* **DATA PROVIDED**
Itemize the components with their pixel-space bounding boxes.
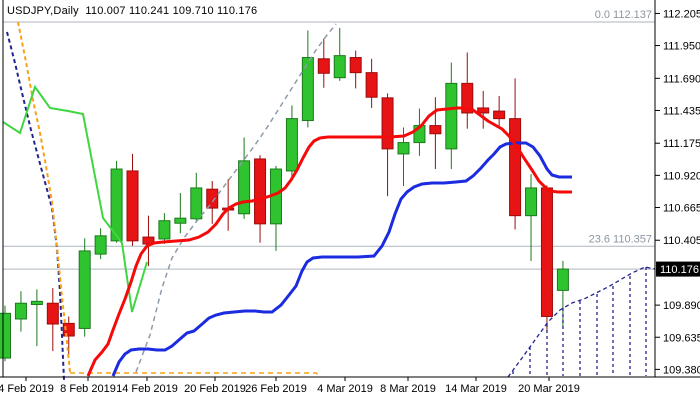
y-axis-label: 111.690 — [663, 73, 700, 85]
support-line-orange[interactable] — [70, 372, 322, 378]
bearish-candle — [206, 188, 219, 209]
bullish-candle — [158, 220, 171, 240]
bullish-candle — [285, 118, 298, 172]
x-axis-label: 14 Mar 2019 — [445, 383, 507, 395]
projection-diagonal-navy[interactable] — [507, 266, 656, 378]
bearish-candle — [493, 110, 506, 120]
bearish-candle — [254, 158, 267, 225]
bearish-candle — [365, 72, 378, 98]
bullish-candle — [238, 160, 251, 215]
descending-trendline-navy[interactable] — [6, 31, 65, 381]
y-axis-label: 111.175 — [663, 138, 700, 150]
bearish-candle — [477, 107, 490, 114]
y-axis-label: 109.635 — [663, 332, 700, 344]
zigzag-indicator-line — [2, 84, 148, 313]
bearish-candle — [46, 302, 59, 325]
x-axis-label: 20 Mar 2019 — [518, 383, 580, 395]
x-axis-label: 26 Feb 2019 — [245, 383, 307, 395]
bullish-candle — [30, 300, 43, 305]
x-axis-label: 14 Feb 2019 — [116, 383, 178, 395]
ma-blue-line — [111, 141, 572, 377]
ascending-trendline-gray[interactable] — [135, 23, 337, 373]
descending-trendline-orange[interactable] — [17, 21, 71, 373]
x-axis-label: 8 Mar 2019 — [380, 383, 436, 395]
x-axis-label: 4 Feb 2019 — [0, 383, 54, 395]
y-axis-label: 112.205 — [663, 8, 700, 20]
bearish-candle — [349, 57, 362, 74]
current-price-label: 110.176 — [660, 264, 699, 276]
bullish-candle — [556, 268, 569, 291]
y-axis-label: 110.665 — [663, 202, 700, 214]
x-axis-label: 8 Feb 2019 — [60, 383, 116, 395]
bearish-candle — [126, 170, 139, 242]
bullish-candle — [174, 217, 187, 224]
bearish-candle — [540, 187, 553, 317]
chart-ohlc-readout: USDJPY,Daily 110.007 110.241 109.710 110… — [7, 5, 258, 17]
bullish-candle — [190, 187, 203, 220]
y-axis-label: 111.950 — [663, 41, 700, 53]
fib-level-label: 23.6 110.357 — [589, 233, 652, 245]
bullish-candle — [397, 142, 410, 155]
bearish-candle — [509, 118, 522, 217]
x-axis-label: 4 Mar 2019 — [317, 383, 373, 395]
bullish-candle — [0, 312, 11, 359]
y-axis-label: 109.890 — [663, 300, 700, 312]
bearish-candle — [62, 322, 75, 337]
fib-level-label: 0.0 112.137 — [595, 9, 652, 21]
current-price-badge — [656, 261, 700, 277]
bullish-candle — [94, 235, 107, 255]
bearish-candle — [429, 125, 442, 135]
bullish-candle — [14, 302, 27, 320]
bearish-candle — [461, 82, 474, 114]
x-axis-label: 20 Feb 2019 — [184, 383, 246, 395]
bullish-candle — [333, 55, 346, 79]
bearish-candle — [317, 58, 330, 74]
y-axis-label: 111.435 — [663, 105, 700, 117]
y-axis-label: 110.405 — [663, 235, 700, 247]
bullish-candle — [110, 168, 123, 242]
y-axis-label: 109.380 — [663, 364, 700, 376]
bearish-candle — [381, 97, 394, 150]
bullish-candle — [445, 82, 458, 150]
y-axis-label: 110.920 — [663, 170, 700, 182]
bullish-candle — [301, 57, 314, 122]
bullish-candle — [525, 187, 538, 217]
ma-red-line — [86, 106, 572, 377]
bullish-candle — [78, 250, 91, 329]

==

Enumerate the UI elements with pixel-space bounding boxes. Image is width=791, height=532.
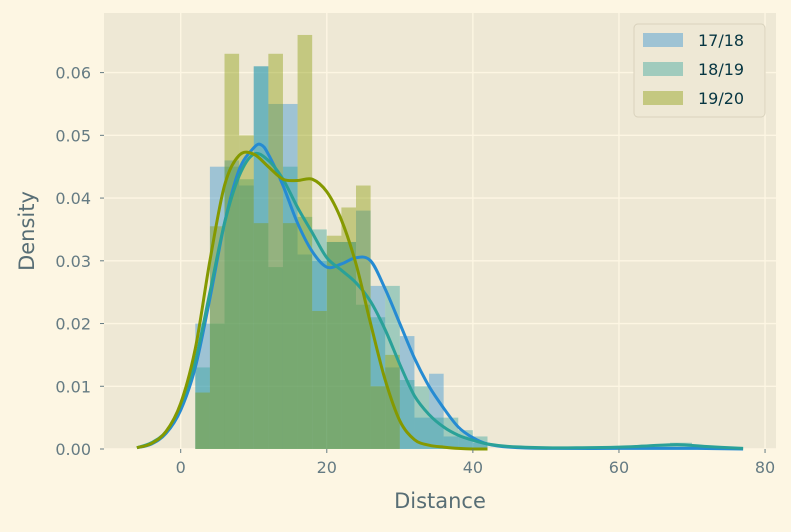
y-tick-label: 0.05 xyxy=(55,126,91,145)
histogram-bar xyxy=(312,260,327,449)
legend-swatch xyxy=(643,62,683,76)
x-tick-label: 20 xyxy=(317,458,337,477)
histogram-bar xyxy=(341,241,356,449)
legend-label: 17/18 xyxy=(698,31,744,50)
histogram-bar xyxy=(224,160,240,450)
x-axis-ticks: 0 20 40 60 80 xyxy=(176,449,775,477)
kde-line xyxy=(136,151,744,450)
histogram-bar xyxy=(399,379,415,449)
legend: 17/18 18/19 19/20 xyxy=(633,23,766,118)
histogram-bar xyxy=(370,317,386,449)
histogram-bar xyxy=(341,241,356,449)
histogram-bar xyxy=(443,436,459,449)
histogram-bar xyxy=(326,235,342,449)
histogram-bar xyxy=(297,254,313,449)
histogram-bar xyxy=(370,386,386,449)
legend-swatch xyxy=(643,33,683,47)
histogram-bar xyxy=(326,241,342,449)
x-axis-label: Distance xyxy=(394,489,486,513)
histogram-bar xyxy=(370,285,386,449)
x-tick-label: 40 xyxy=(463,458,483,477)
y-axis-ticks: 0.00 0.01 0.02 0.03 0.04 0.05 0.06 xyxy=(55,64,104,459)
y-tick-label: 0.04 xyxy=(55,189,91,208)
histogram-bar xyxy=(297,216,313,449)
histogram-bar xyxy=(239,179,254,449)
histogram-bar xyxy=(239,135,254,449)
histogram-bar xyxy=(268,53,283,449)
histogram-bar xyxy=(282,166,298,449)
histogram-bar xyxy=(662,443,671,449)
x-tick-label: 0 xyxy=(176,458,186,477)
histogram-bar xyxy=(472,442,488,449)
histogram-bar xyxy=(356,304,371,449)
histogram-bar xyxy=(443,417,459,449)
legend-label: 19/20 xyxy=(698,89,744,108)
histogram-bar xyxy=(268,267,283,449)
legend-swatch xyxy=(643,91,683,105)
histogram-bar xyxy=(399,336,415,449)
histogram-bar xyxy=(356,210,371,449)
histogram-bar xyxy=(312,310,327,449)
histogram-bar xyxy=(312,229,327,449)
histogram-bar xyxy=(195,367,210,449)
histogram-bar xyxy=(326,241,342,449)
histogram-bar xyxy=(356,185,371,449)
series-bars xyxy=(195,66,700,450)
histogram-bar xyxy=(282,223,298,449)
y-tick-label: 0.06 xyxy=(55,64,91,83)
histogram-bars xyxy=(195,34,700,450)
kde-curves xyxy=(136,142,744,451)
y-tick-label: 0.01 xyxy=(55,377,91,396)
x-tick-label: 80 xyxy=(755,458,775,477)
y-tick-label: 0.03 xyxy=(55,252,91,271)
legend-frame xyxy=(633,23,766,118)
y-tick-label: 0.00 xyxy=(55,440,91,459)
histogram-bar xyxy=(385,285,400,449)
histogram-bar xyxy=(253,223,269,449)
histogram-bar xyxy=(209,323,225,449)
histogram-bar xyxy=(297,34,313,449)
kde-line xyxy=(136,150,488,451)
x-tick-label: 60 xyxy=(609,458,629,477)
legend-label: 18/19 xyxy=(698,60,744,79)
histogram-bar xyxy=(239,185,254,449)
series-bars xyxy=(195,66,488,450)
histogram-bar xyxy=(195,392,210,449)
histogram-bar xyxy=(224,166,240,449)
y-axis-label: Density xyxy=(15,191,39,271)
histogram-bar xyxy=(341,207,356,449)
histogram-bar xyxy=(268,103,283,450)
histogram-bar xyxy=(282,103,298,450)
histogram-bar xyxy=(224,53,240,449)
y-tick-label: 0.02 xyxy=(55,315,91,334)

* **EXERCISE DETAILS**
Please revise the part of the records that opens with the line containing "y-axis-label: 111.690 — [663, 73, 700, 85]" and closes with the line containing "x-axis-label: 26 Feb", changing "bearish-candle" to "down-candle" and keeping everything else the same. Give back only those lines.

* **RESPONSE TO THIS EXERCISE**
y-axis-label: 111.690 — [663, 73, 700, 85]
support-line-orange[interactable] — [70, 372, 322, 378]
down-candle — [206, 188, 219, 209]
bullish-candle — [158, 220, 171, 240]
bullish-candle — [285, 118, 298, 172]
x-axis-label: 14 Mar 2019 — [445, 383, 507, 395]
projection-diagonal-navy[interactable] — [507, 266, 656, 378]
down-candle — [493, 110, 506, 120]
down-candle — [254, 158, 267, 225]
down-candle — [365, 72, 378, 98]
bullish-candle — [238, 160, 251, 215]
descending-trendline-navy[interactable] — [6, 31, 65, 381]
y-axis-label: 111.175 — [663, 138, 700, 150]
down-candle — [477, 107, 490, 114]
y-axis-label: 109.635 — [663, 332, 700, 344]
zigzag-indicator-line — [2, 84, 148, 313]
down-candle — [46, 302, 59, 325]
x-axis-label: 20 Mar 2019 — [518, 383, 580, 395]
x-axis-label: 26 Feb 2019 — [245, 383, 307, 395]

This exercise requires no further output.